--- Exercise ---
Copy out the records below word for word, leaving out the pictures.

Image layout annotations
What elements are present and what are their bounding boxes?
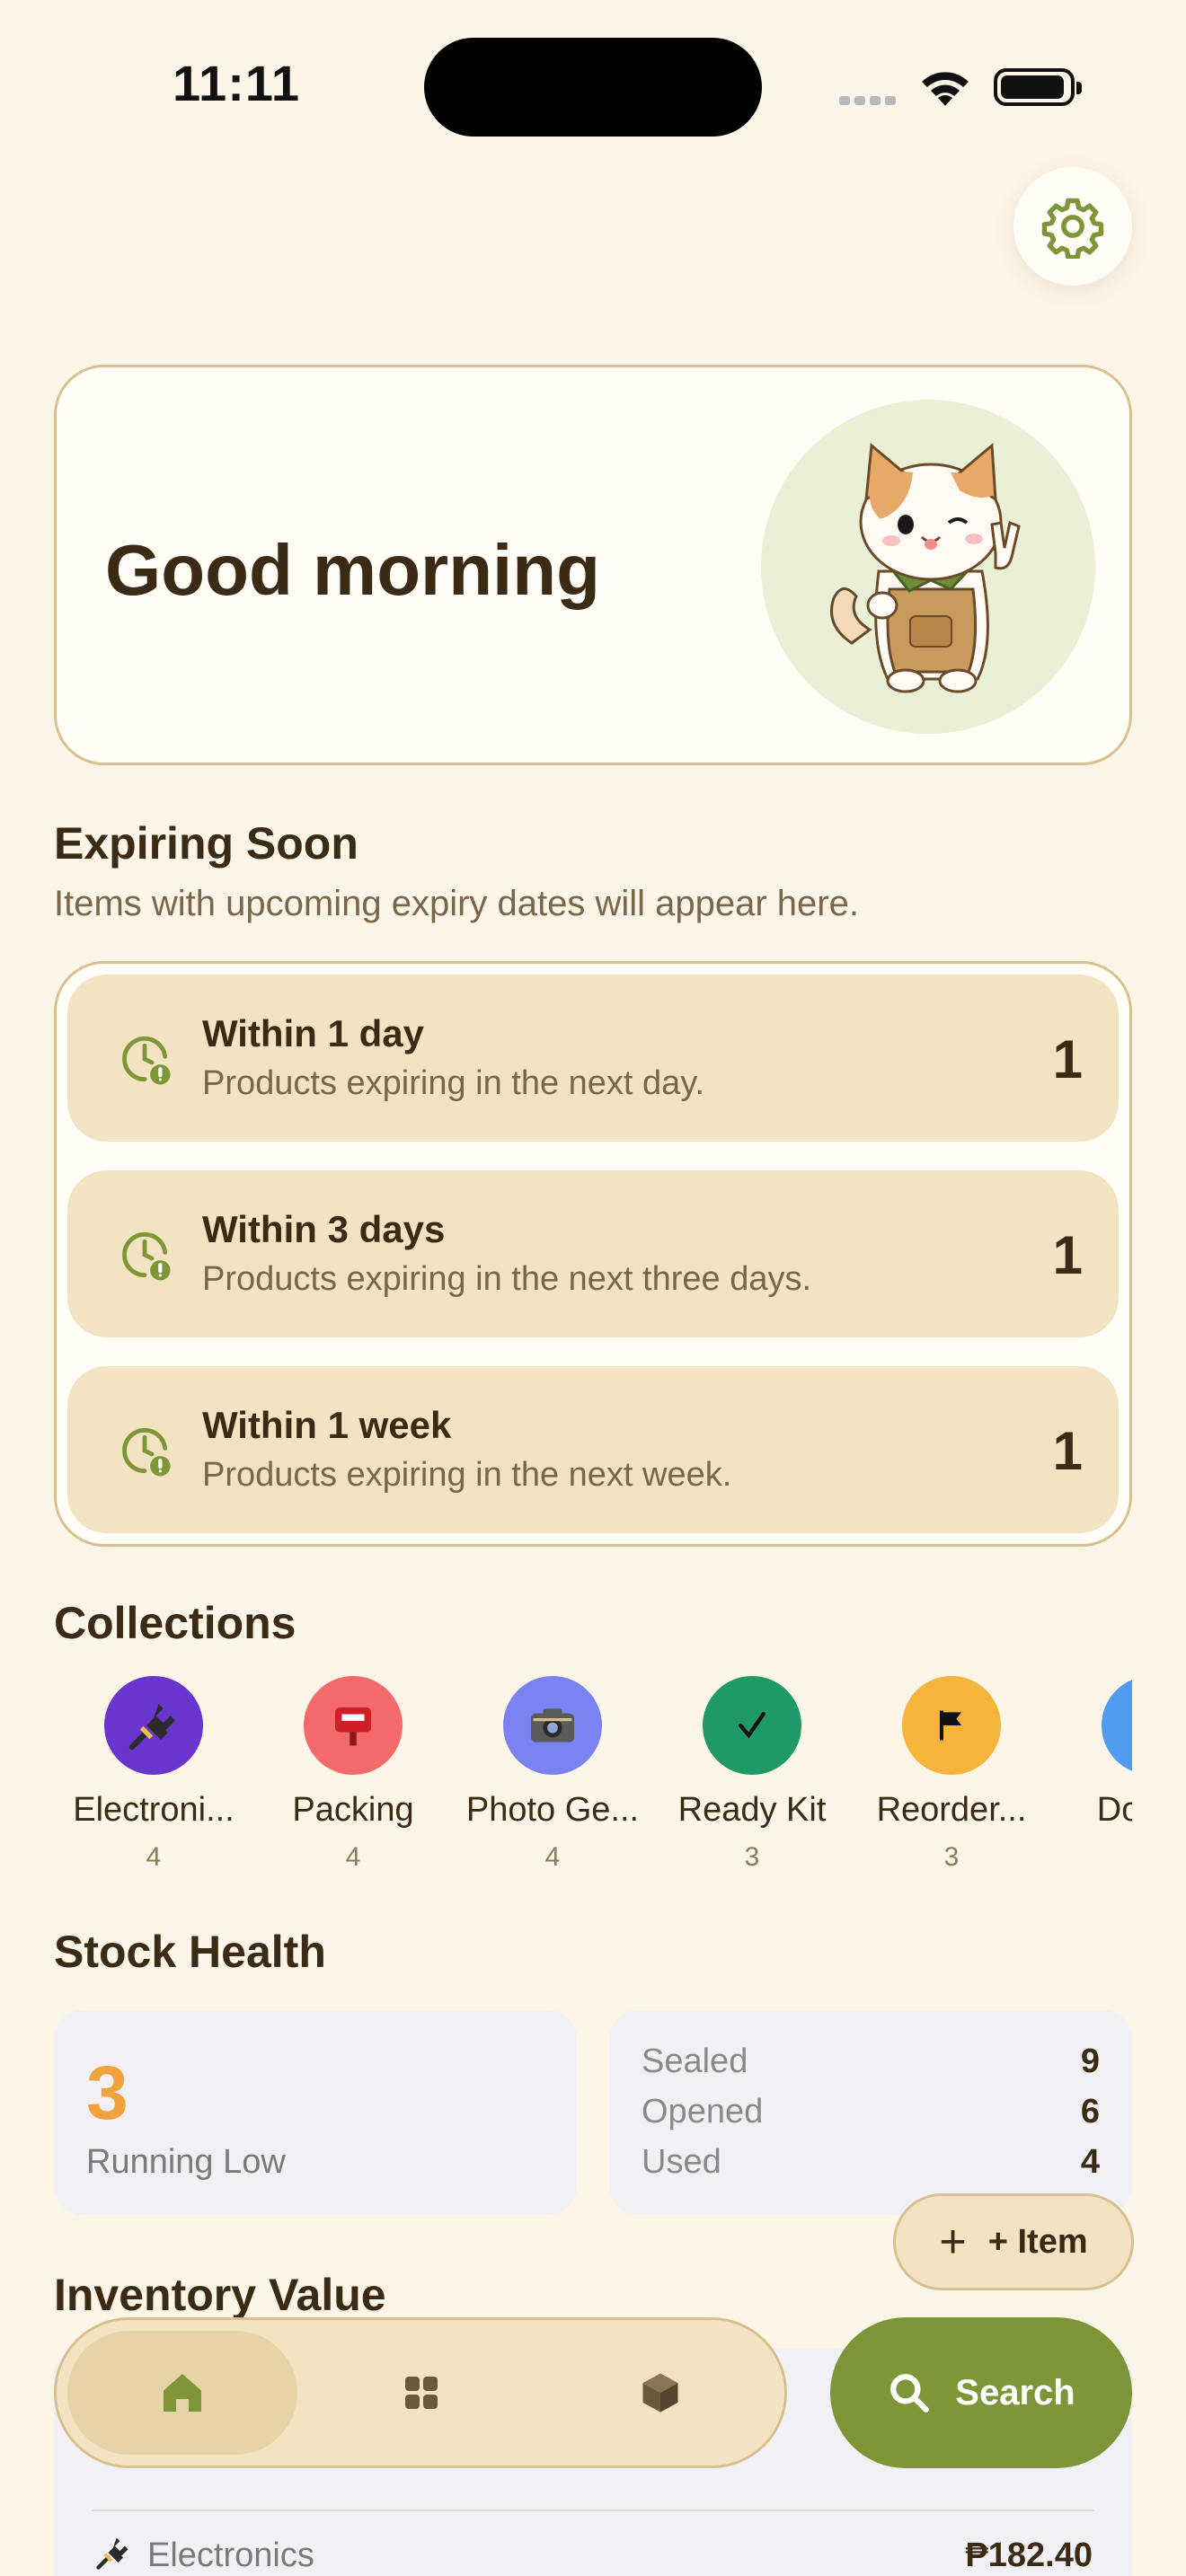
expiring-row-count: 1 — [1052, 1225, 1083, 1285]
tab-collections[interactable] — [306, 2331, 536, 2455]
stat-value: 6 — [1080, 2093, 1100, 2130]
greeting-text: Good morning — [105, 530, 601, 610]
tab-home[interactable] — [67, 2331, 297, 2455]
stat-value: 4 — [1080, 2143, 1100, 2181]
plug-icon — [104, 1676, 203, 1775]
home-icon — [164, 2374, 201, 2412]
greeting-card: Good morning — [54, 365, 1132, 765]
expiring-row-count: 1 — [1052, 1421, 1083, 1481]
inventory-row-label: Electronics — [147, 2536, 314, 2574]
collection-count: 3 — [943, 1842, 960, 1872]
search-button[interactable]: Search — [830, 2317, 1132, 2468]
running-low-card[interactable]: 3 Running Low — [54, 2010, 577, 2215]
stat-label: Used — [642, 2143, 721, 2181]
stat-row-sealed: Sealed 9 — [642, 2042, 1100, 2081]
plug-icon — [93, 2533, 133, 2576]
collection-name: Docu... — [1096, 1791, 1132, 1829]
stat-row-used: Used 4 — [642, 2143, 1100, 2182]
grid-icon — [405, 2377, 438, 2409]
add-item-label: + Item — [987, 2222, 1088, 2261]
search-icon — [890, 2374, 930, 2413]
expiring-row-count: 1 — [1052, 1029, 1083, 1090]
divider — [92, 2510, 1094, 2511]
stat-row-opened: Opened 6 — [642, 2093, 1100, 2131]
expiring-title: Expiring Soon — [54, 818, 358, 869]
settings-button[interactable] — [1013, 167, 1132, 286]
expiring-row-title: Within 1 day — [202, 1012, 424, 1054]
tab-items[interactable] — [545, 2331, 775, 2455]
expiring-row-desc: Products expiring in the next week. — [202, 1456, 732, 1494]
collection-reorder[interactable]: Reorder... 3 — [852, 1676, 1051, 1873]
expiring-list: Within 1 day Products expiring in the ne… — [54, 961, 1132, 1547]
running-low-count: 3 — [86, 2051, 128, 2135]
wifi-icon — [918, 66, 972, 112]
expiring-row-title: Within 1 week — [202, 1404, 452, 1446]
expiring-row-title: Within 3 days — [202, 1208, 446, 1250]
expiring-row-1-week[interactable]: Within 1 week Products expiring in the n… — [67, 1366, 1119, 1533]
clock-alert-icon — [122, 1427, 171, 1477]
status-time: 11:11 — [173, 55, 301, 111]
collection-documents[interactable]: Docu... — [1051, 1676, 1132, 1842]
expiring-subtitle: Items with upcoming expiry dates will ap… — [54, 884, 859, 923]
tab-bar — [54, 2317, 787, 2468]
expiring-row-desc: Products expiring in the next three days… — [202, 1260, 812, 1298]
search-label: Search — [955, 2372, 1075, 2413]
battery-icon — [994, 68, 1082, 106]
gear-icon — [1041, 198, 1104, 259]
stat-value: 9 — [1080, 2042, 1100, 2080]
collection-photo-gear[interactable]: Photo Ge... 4 — [453, 1676, 652, 1873]
collections-title: Collections — [54, 1598, 296, 1648]
cat-mascot-icon — [761, 400, 1095, 734]
stock-health-title: Stock Health — [54, 1927, 326, 1977]
plus-icon: + — [939, 2216, 967, 2268]
collection-count: 4 — [345, 1842, 361, 1872]
clock-alert-icon — [122, 1036, 171, 1085]
inventory-row-value: ₱182.40 — [965, 2536, 1093, 2574]
collection-packing[interactable]: Packing 4 — [253, 1676, 453, 1873]
cellular-signal-icon — [839, 93, 900, 110]
running-low-label: Running Low — [86, 2143, 286, 2181]
document-icon — [1102, 1676, 1132, 1775]
collection-electronics[interactable]: Electroni... 4 — [54, 1676, 253, 1873]
postbox-icon — [304, 1676, 403, 1775]
collection-name: Photo Ge... — [465, 1791, 640, 1829]
expiring-row-3-days[interactable]: Within 3 days Products expiring in the n… — [67, 1170, 1119, 1337]
collections-carousel[interactable]: Electroni... 4 Packing 4 Photo Ge... 4 R… — [54, 1676, 1132, 1874]
collection-name: Ready Kit — [677, 1791, 827, 1829]
collection-count: 3 — [744, 1842, 760, 1872]
inventory-value-title: Inventory Value — [54, 2270, 386, 2320]
collection-count: 4 — [146, 1842, 162, 1872]
stat-label: Opened — [642, 2093, 764, 2130]
flag-icon — [902, 1676, 1001, 1775]
collection-ready-kit[interactable]: Ready Kit 3 — [652, 1676, 852, 1873]
box-icon — [642, 2373, 678, 2413]
stock-status-card[interactable]: Sealed 9 Opened 6 Used 4 — [609, 2010, 1132, 2215]
collection-count: 4 — [544, 1842, 561, 1872]
expiring-row-desc: Products expiring in the next day. — [202, 1064, 705, 1102]
collection-name: Reorder... — [876, 1791, 1027, 1829]
expiring-row-1-day[interactable]: Within 1 day Products expiring in the ne… — [67, 975, 1119, 1142]
collection-name: Electroni... — [73, 1791, 235, 1829]
clock-alert-icon — [122, 1231, 171, 1281]
checkmark-icon — [703, 1676, 801, 1775]
add-item-button[interactable]: + + Item — [893, 2193, 1134, 2290]
camera-icon — [503, 1676, 602, 1775]
collection-name: Packing — [292, 1791, 414, 1829]
dynamic-island — [424, 38, 762, 137]
stat-label: Sealed — [642, 2042, 748, 2080]
status-bar: 11:11 — [0, 0, 1186, 171]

--- Full response ---
What elements are present and what are their bounding boxes?
expiring-row-count: 1 — [1052, 1225, 1083, 1285]
tab-collections[interactable] — [306, 2331, 536, 2455]
stat-value: 6 — [1080, 2093, 1100, 2130]
greeting-text: Good morning — [105, 530, 601, 610]
tab-home[interactable] — [67, 2331, 297, 2455]
stat-value: 4 — [1080, 2143, 1100, 2181]
plug-icon — [104, 1676, 203, 1775]
home-icon — [164, 2374, 201, 2412]
greeting-card: Good morning — [54, 365, 1132, 765]
expiring-row-count: 1 — [1052, 1421, 1083, 1481]
inventory-row-label: Electronics — [147, 2536, 314, 2574]
collection-count: 3 — [943, 1842, 960, 1872]
search-button[interactable]: Search — [830, 2317, 1132, 2468]
running-low-card[interactable]: 3 Running Low — [54, 2010, 577, 2215]
stat-label: Used — [642, 2143, 721, 2181]
stat-row-sealed: Sealed 9 — [642, 2042, 1100, 2081]
plug-icon — [93, 2533, 133, 2576]
collection-name: Docu... — [1096, 1791, 1132, 1829]
stat-row-used: Used 4 — [642, 2143, 1100, 2182]
grid-icon — [405, 2377, 438, 2409]
add-item-label: + Item — [987, 2222, 1088, 2261]
search-icon — [890, 2374, 930, 2413]
expiring-row-count: 1 — [1052, 1029, 1083, 1090]
divider — [92, 2510, 1094, 2511]
stat-row-opened: Opened 6 — [642, 2093, 1100, 2131]
expiring-title: Expiring Soon — [54, 818, 358, 869]
settings-button[interactable] — [1013, 167, 1132, 286]
expiring-row-title: Within 1 day — [202, 1012, 424, 1054]
tab-items[interactable] — [545, 2331, 775, 2455]
expiring-row-desc: Products expiring in the next week. — [202, 1456, 732, 1494]
collection-reorder[interactable]: Reorder... 3 — [852, 1676, 1051, 1873]
expiring-list: Within 1 day Products expiring in the ne… — [54, 961, 1132, 1547]
running-low-count: 3 — [86, 2051, 128, 2135]
wifi-icon — [918, 66, 972, 112]
expiring-row-title: Within 1 week — [202, 1404, 452, 1446]
expiring-row-title: Within 3 days — [202, 1208, 446, 1250]
expiring-row-1-week[interactable]: Within 1 week Products expiring in the n… — [67, 1366, 1119, 1533]
clock-alert-icon — [122, 1427, 171, 1477]
status-time: 11:11 — [173, 55, 301, 111]
collection-documents[interactable]: Docu... — [1051, 1676, 1132, 1842]
expiring-subtitle: Items with upcoming expiry dates will ap… — [54, 884, 859, 923]
tab-bar — [54, 2317, 787, 2468]
expiring-row-desc: Products expiring in the next three days… — [202, 1260, 812, 1298]
search-label: Search — [955, 2372, 1075, 2413]
battery-icon — [994, 68, 1082, 106]
gear-icon — [1041, 198, 1104, 259]
stat-value: 9 — [1080, 2042, 1100, 2080]
collection-photo-gear[interactable]: Photo Ge... 4 — [453, 1676, 652, 1873]
collections-title: Collections — [54, 1598, 296, 1648]
cat-mascot-icon — [761, 400, 1095, 734]
stock-health-title: Stock Health — [54, 1927, 326, 1977]
plus-icon: + — [939, 2216, 967, 2268]
collection-count: 4 — [345, 1842, 361, 1872]
clock-alert-icon — [122, 1036, 171, 1085]
inventory-row-value: ₱182.40 — [965, 2536, 1093, 2574]
collection-packing[interactable]: Packing 4 — [253, 1676, 453, 1873]
cellular-signal-icon — [839, 93, 900, 110]
running-low-label: Running Low — [86, 2143, 286, 2181]
document-icon — [1102, 1676, 1132, 1775]
collection-electronics[interactable]: Electroni... 4 — [54, 1676, 253, 1873]
postbox-icon — [304, 1676, 403, 1775]
collection-name: Photo Ge... — [465, 1791, 640, 1829]
expiring-row-3-days[interactable]: Within 3 days Products expiring in the n… — [67, 1170, 1119, 1337]
collections-carousel[interactable]: Electroni... 4 Packing 4 Photo Ge... 4 R… — [54, 1676, 1132, 1874]
collection-name: Ready Kit — [677, 1791, 827, 1829]
collection-count: 3 — [744, 1842, 760, 1872]
inventory-value-title: Inventory Value — [54, 2270, 386, 2320]
collection-count: 4 — [146, 1842, 162, 1872]
stat-label: Opened — [642, 2093, 764, 2130]
flag-icon — [902, 1676, 1001, 1775]
collection-ready-kit[interactable]: Ready Kit 3 — [652, 1676, 852, 1873]
box-icon — [642, 2373, 678, 2413]
stock-status-card[interactable]: Sealed 9 Opened 6 Used 4 — [609, 2010, 1132, 2215]
collection-count: 4 — [544, 1842, 561, 1872]
expiring-row-desc: Products expiring in the next day. — [202, 1064, 705, 1102]
collection-name: Reorder... — [876, 1791, 1027, 1829]
expiring-row-1-day[interactable]: Within 1 day Products expiring in the ne… — [67, 975, 1119, 1142]
collection-name: Electroni... — [73, 1791, 235, 1829]
clock-alert-icon — [122, 1231, 171, 1281]
checkmark-icon — [703, 1676, 801, 1775]
add-item-button[interactable]: + + Item — [893, 2193, 1134, 2290]
camera-icon — [503, 1676, 602, 1775]
collection-name: Packing — [292, 1791, 414, 1829]
dynamic-island — [424, 38, 762, 137]
stat-label: Sealed — [642, 2042, 748, 2080]
status-bar: 11:11 — [0, 0, 1186, 171]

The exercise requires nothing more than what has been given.